* Begin *

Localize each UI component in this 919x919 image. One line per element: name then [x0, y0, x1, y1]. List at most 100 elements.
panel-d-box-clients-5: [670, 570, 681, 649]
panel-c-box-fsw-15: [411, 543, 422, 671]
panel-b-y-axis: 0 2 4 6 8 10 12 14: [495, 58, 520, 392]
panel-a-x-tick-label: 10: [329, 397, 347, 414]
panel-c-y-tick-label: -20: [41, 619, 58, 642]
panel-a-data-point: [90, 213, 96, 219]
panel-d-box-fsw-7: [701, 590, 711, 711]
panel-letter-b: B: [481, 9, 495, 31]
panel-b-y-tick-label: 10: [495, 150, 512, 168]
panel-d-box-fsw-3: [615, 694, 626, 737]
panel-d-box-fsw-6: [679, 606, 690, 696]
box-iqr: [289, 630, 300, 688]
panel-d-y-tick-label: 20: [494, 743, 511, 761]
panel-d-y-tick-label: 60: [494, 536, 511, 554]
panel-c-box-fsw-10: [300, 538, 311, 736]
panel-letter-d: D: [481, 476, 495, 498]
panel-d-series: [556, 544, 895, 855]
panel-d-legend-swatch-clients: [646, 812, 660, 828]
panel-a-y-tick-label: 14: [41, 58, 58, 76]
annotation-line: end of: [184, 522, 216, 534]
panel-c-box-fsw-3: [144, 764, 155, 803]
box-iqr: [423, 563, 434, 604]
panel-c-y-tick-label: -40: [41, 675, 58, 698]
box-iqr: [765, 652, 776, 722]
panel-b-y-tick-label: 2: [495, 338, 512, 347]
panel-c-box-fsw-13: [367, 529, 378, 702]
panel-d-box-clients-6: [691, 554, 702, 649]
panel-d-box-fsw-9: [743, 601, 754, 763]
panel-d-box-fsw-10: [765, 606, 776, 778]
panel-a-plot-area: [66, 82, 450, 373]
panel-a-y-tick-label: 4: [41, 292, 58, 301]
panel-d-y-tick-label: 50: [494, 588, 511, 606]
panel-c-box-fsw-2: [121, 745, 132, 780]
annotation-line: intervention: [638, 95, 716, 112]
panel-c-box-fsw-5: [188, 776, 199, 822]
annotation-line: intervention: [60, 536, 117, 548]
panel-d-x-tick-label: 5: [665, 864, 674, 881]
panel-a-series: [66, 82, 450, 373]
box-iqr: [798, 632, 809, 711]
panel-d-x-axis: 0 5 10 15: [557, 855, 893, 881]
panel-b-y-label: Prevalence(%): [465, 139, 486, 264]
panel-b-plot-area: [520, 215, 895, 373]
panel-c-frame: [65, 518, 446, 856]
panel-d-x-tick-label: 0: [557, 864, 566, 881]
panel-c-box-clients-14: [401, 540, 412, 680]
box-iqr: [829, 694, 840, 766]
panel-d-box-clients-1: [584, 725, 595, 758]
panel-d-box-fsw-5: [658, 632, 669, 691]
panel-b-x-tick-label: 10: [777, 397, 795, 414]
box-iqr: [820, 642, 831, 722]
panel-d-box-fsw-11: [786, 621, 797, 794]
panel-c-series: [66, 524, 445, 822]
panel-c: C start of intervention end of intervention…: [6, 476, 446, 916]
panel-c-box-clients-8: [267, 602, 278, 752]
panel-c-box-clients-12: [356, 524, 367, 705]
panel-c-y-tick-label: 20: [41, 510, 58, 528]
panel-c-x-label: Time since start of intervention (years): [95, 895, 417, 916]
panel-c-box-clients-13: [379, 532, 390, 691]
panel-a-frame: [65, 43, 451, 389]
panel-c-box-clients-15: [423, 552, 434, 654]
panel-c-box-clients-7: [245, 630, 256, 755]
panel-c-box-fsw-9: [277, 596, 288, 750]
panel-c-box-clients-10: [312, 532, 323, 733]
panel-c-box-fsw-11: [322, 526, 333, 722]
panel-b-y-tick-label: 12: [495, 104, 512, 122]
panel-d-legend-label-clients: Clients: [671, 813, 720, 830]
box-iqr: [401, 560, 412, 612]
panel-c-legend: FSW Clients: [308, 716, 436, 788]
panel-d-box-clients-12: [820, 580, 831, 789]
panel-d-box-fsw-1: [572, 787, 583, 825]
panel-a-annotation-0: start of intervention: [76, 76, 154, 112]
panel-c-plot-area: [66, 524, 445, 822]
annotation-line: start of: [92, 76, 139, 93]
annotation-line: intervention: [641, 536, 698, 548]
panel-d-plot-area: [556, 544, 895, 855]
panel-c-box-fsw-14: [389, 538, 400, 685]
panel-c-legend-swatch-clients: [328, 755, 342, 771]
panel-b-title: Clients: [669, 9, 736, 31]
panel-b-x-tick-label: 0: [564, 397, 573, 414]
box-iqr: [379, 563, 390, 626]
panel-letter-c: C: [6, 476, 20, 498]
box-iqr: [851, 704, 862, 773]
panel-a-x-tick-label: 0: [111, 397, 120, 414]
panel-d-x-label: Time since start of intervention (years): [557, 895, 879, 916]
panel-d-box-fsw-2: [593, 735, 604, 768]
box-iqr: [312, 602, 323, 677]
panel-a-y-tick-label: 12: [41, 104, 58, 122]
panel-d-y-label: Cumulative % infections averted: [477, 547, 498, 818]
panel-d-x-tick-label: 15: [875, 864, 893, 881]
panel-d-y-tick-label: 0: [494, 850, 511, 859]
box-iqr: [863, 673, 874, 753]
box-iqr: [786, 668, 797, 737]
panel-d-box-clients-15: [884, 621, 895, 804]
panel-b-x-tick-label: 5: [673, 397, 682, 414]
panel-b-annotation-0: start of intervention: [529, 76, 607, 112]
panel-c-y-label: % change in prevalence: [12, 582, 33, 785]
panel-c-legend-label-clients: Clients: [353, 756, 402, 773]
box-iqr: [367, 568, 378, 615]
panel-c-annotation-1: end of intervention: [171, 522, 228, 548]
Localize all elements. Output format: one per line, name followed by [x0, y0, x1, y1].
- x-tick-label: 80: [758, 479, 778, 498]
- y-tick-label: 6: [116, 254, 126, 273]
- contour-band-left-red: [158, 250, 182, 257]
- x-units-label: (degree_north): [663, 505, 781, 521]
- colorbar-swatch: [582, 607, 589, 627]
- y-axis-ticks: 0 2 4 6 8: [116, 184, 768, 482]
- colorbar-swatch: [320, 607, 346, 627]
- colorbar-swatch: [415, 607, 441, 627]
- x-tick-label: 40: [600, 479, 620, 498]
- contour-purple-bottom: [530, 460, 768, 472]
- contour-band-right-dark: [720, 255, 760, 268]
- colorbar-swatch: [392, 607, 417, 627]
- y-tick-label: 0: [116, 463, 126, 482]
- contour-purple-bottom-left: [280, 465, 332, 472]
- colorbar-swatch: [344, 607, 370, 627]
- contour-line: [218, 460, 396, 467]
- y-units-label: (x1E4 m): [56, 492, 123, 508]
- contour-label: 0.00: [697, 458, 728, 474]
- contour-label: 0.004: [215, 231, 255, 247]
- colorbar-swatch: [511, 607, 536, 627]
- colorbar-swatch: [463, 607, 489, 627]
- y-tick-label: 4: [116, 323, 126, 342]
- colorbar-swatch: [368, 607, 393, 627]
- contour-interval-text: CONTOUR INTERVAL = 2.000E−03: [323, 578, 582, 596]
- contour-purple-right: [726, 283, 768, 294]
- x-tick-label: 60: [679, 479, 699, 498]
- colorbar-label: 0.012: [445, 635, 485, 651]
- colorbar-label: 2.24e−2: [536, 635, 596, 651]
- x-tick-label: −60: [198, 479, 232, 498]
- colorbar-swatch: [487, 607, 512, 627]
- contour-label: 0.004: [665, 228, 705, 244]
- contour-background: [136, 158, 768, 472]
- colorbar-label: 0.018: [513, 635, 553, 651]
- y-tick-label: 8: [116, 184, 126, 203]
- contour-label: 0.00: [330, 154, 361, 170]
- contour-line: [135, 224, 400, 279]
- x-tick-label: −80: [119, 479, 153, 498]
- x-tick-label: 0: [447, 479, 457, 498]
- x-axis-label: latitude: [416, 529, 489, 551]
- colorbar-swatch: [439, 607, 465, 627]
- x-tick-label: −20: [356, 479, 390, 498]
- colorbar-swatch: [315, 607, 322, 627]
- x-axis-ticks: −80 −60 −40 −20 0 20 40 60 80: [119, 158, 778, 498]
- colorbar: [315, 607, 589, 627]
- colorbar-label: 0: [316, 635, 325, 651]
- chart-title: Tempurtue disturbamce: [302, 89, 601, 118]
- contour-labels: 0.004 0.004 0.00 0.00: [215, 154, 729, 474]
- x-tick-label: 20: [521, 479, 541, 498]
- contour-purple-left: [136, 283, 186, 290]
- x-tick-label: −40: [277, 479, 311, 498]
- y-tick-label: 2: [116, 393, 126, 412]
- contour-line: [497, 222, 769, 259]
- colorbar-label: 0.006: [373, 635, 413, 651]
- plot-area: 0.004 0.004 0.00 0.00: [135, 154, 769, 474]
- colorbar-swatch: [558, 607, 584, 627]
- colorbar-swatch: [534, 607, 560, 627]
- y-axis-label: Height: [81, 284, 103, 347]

* End *

Could you repeat everything from the first of the lines above down to the one containing "panel-b-y-axis: 0 2", with both ends included and nothing changed?

Localize each UI component in this 919x919 image. One line per element: name then [x0, y0, x1, y1]. List at most 100 elements.
panel-d-box-clients-5: [670, 570, 681, 649]
panel-c-box-fsw-15: [411, 543, 422, 671]
panel-b-y-axis: 0 2 4 6 8 10 12 14: [495, 58, 520, 392]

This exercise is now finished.